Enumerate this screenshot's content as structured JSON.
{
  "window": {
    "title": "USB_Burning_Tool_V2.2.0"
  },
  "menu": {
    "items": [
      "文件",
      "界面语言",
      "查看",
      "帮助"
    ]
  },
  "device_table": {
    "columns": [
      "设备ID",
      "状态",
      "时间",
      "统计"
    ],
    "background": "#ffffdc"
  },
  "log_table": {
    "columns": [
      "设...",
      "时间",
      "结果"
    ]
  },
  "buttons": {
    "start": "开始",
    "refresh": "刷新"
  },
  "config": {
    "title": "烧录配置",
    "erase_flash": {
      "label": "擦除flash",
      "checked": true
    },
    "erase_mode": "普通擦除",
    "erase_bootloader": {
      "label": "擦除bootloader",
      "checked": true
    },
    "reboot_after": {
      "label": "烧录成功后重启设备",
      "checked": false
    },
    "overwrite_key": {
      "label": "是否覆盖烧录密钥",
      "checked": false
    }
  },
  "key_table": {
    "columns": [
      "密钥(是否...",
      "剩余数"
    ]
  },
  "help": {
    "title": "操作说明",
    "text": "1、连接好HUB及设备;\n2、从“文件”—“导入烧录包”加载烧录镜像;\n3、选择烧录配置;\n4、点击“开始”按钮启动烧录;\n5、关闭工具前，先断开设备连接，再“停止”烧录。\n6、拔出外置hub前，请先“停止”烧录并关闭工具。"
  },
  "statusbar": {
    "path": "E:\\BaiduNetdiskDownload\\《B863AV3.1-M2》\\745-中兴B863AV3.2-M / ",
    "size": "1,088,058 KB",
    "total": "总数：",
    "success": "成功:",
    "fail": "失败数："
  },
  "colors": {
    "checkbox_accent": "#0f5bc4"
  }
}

----------------

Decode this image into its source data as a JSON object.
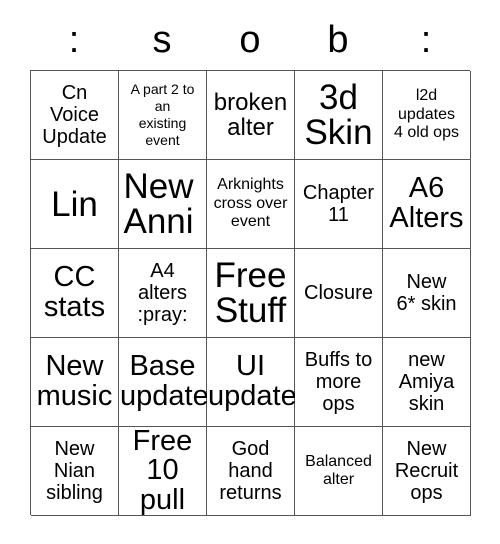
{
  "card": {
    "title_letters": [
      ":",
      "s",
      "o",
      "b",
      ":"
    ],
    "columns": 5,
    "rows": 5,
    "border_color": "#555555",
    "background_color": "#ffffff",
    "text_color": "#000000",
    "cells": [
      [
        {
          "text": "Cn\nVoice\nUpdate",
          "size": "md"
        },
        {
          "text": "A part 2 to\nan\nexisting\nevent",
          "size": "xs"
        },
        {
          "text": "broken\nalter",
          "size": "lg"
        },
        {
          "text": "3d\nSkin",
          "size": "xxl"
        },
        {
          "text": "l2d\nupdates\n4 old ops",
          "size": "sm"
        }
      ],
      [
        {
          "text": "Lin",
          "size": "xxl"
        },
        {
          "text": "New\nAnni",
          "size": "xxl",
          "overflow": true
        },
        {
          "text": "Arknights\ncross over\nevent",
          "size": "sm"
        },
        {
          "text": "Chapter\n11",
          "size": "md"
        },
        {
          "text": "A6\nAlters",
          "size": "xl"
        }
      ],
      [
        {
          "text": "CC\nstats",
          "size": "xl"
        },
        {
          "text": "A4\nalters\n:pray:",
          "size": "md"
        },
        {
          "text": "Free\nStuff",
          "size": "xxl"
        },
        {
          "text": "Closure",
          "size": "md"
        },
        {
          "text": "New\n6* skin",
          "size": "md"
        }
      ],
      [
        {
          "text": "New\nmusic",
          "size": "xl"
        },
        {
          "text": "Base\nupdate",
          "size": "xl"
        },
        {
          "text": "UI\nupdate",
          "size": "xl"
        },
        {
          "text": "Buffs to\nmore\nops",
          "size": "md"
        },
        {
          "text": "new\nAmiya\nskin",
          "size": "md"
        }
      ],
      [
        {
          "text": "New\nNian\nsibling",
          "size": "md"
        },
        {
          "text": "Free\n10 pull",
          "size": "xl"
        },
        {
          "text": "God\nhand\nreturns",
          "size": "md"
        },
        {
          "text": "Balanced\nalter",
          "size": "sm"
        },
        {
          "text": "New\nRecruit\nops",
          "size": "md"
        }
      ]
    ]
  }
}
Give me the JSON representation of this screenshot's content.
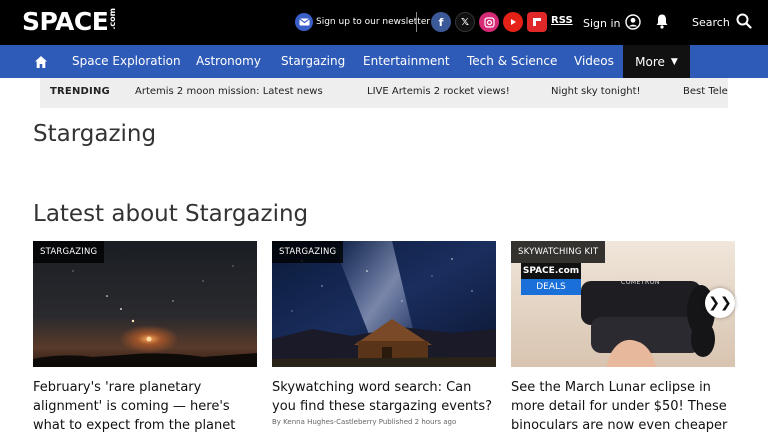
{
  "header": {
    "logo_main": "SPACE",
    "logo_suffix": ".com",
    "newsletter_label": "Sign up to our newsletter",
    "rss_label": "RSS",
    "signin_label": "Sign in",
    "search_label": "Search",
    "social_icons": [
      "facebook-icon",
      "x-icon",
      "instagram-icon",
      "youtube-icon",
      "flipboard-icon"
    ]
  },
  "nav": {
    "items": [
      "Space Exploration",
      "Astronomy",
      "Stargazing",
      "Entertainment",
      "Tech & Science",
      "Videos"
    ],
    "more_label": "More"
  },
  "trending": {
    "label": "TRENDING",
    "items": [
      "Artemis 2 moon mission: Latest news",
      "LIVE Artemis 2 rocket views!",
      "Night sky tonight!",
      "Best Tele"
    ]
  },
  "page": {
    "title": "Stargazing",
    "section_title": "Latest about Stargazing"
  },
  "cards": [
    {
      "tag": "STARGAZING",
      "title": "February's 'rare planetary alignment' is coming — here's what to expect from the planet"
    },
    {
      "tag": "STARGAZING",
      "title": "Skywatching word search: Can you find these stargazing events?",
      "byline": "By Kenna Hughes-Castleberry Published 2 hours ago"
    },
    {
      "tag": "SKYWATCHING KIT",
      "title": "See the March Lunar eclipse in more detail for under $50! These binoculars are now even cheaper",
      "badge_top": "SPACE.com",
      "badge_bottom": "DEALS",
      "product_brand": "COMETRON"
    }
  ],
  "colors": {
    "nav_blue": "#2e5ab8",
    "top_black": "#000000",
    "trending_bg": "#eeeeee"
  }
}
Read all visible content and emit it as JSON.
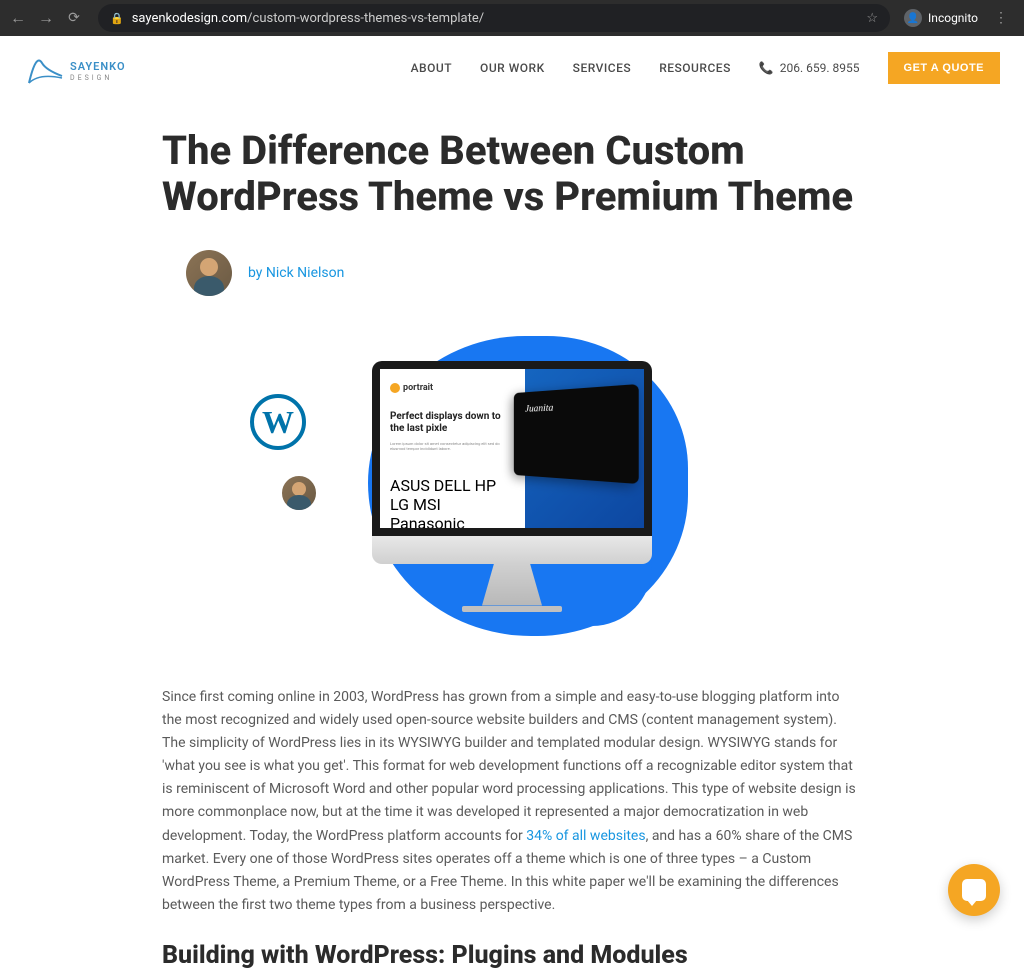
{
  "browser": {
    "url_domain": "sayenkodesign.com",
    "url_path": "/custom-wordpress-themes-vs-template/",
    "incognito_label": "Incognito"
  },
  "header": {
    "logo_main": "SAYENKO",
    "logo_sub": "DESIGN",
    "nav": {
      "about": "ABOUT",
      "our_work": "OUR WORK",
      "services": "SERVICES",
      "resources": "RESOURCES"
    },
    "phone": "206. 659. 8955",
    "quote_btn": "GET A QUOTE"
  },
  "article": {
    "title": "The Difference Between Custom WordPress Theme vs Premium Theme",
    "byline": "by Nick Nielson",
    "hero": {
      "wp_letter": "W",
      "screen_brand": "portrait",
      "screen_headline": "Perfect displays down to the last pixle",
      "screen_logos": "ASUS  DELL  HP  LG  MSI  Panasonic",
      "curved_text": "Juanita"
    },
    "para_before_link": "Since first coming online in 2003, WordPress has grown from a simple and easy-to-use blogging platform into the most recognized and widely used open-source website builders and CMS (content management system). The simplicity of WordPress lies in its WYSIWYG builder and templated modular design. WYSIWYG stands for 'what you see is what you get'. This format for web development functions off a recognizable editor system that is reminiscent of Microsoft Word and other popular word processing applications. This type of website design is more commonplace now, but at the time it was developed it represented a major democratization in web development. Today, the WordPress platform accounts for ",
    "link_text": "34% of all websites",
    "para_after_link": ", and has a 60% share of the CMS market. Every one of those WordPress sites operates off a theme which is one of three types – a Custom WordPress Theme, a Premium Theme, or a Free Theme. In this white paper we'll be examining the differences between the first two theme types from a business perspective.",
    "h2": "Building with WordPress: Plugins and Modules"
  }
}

----------------

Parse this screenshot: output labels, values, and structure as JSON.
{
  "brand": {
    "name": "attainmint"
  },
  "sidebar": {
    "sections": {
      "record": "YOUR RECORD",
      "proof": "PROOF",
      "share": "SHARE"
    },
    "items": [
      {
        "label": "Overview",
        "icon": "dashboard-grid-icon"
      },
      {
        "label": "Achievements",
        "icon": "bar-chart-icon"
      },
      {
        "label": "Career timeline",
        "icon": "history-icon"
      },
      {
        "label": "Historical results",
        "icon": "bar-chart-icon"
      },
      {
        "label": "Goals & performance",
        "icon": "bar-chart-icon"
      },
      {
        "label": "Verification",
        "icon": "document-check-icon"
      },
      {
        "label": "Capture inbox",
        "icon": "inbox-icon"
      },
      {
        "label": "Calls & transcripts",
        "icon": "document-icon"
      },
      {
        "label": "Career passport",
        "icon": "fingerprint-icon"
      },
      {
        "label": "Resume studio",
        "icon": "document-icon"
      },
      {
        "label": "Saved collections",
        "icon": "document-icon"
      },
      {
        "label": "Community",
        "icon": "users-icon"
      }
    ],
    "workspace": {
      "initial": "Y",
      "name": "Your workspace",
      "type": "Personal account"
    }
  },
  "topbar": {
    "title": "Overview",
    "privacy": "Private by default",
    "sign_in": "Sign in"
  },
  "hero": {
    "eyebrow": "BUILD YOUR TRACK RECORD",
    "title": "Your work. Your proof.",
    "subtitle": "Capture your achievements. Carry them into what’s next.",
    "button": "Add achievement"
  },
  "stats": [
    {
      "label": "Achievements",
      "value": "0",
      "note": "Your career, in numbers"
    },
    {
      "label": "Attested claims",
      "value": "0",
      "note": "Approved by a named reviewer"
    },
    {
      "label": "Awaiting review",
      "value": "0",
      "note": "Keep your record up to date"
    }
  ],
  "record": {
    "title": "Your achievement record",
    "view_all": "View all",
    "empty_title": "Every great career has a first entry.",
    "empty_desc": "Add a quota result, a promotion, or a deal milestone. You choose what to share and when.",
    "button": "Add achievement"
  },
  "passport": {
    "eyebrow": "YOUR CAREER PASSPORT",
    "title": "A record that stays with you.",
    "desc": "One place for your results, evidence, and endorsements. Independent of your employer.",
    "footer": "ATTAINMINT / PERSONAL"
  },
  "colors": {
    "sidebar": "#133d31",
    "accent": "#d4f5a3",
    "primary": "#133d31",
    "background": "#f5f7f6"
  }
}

----------------

WHAT THIS TASK INVOLVES:
Look through the entries above for the word "with". Copy every line where it shows up.

WRITTEN RESPONSE:
    "h2": "Building with WordPress: Plugins and Modules"
    "title": "A record that stays with you.",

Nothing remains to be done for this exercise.